* _DIRECTIVE_
Extract each line where the string "上老王论坛当老王" shows up.

[START DATA PROVIDED]

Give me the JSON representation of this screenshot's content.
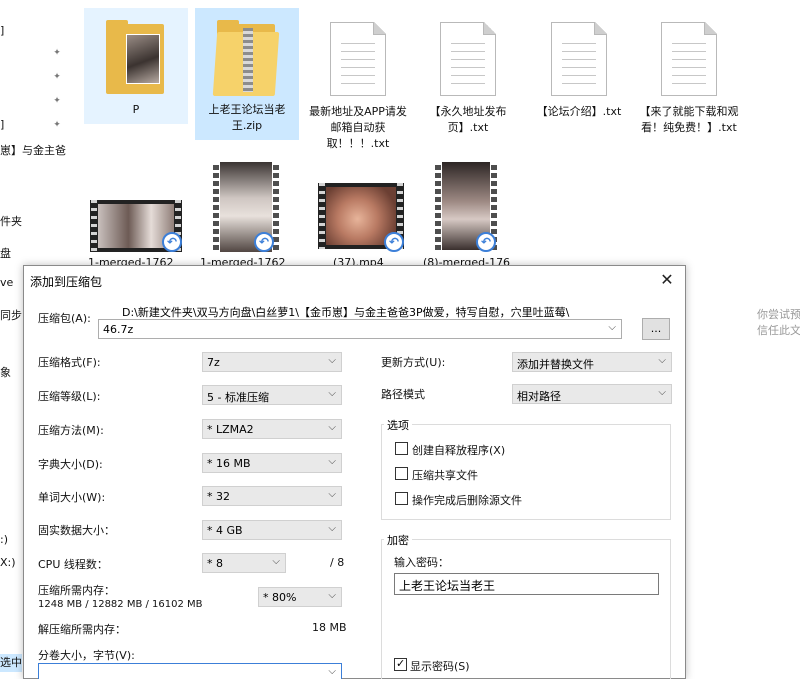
{
  "explorer": {
    "nav_fragments": [
      "]",
      "]",
      "崽】与金主爸",
      "件夹",
      "盘",
      "ve",
      "同步",
      "象",
      ":)",
      "X:)",
      "选中"
    ],
    "files": [
      {
        "label": "P",
        "kind": "folder"
      },
      {
        "label": "上老王论坛当老王.zip",
        "kind": "zip"
      },
      {
        "label": "最新地址及APP请发邮箱自动获取！！！.txt",
        "kind": "txt"
      },
      {
        "label": "【永久地址发布页】.txt",
        "kind": "txt"
      },
      {
        "label": "【论坛介绍】.txt",
        "kind": "txt"
      },
      {
        "label": "【来了就能下载和观看！纯免费！】.txt",
        "kind": "txt"
      }
    ],
    "videos": [
      {
        "label": "1-merged-1762"
      },
      {
        "label": "1-merged-1762"
      },
      {
        "label": "(37).mp4"
      },
      {
        "label": "(8)-merged-176"
      }
    ],
    "right_hint": [
      "你尝试预",
      "信任此文"
    ]
  },
  "dialog": {
    "title": "添加到压缩包",
    "close_icon": "close-icon",
    "archive_label": "压缩包(A):",
    "archive_path": "D:\\新建文件夹\\双马方向盘\\白丝萝1\\【金币崽】与金主爸爸3P做爱，特写自慰，穴里吐蓝莓\\",
    "archive_name": "46.7z",
    "browse_button": "...",
    "format_label": "压缩格式(F):",
    "format_value": "7z",
    "level_label": "压缩等级(L):",
    "level_value": "5 - 标准压缩",
    "method_label": "压缩方法(M):",
    "method_value": "* LZMA2",
    "dict_label": "字典大小(D):",
    "dict_value": "* 16 MB",
    "word_label": "单词大小(W):",
    "word_value": "* 32",
    "solid_label": "固实数据大小：",
    "solid_value": "* 4 GB",
    "cpu_label": "CPU 线程数：",
    "cpu_value": "* 8",
    "cpu_total": "/ 8",
    "mem_label": "压缩所需内存：",
    "mem_detail": "1248 MB / 12882 MB / 16102 MB",
    "mem_value": "* 80%",
    "decomp_label": "解压缩所需内存：",
    "decomp_value": "18 MB",
    "split_label": "分卷大小，字节(V):",
    "split_value": "",
    "update_label": "更新方式(U):",
    "update_value": "添加并替换文件",
    "pathmode_label": "路径模式",
    "pathmode_value": "相对路径",
    "options_title": "选项",
    "opt_sfx": "创建自释放程序(X)",
    "opt_shared": "压缩共享文件",
    "opt_delete": "操作完成后删除源文件",
    "encrypt_title": "加密",
    "password_label": "输入密码：",
    "password_value": "上老王论坛当老王",
    "show_password": "显示密码(S)"
  }
}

[END DATA PROVIDED]

* _TASK RESPONSE_
        "label": "上老王论坛当老王.zip",
    "password_value": "上老王论坛当老王",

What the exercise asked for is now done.